Task brief:
Below is a block of records. Copy every line in it that contains the word "label".

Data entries
——————

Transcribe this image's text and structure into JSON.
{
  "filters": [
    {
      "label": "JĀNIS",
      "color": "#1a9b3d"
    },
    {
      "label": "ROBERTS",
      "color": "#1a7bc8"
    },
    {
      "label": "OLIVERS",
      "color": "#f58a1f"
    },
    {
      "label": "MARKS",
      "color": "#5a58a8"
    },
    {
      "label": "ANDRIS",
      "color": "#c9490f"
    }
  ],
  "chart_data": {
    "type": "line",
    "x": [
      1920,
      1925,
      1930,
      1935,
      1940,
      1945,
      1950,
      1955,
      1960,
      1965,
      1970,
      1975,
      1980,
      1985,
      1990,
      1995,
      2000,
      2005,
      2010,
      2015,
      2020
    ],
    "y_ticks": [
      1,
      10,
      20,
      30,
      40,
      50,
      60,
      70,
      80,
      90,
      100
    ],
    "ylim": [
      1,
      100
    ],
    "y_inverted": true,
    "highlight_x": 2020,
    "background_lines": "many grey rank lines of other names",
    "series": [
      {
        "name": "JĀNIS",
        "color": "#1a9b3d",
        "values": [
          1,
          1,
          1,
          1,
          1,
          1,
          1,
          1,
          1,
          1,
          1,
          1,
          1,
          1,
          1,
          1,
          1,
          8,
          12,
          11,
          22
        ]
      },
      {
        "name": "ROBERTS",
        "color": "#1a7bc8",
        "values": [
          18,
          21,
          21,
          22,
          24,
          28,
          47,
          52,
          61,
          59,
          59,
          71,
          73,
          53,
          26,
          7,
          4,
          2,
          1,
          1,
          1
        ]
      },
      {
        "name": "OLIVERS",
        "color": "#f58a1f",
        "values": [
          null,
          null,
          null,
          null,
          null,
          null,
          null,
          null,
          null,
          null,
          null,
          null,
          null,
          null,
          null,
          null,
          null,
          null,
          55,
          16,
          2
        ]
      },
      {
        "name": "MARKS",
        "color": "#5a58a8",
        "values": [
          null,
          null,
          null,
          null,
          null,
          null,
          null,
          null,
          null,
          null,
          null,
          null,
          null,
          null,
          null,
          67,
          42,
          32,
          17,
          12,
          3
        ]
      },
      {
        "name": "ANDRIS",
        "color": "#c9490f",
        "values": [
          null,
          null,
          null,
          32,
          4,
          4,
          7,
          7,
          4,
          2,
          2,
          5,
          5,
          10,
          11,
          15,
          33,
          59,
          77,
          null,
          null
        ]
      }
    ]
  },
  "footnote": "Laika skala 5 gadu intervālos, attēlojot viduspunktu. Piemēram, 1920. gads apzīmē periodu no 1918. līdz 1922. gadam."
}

——————

Answer to the problem:
      "label": "JĀNIS",
      "label": "ROBERTS",
      "label": "OLIVERS",
      "label": "MARKS",
      "label": "ANDRIS",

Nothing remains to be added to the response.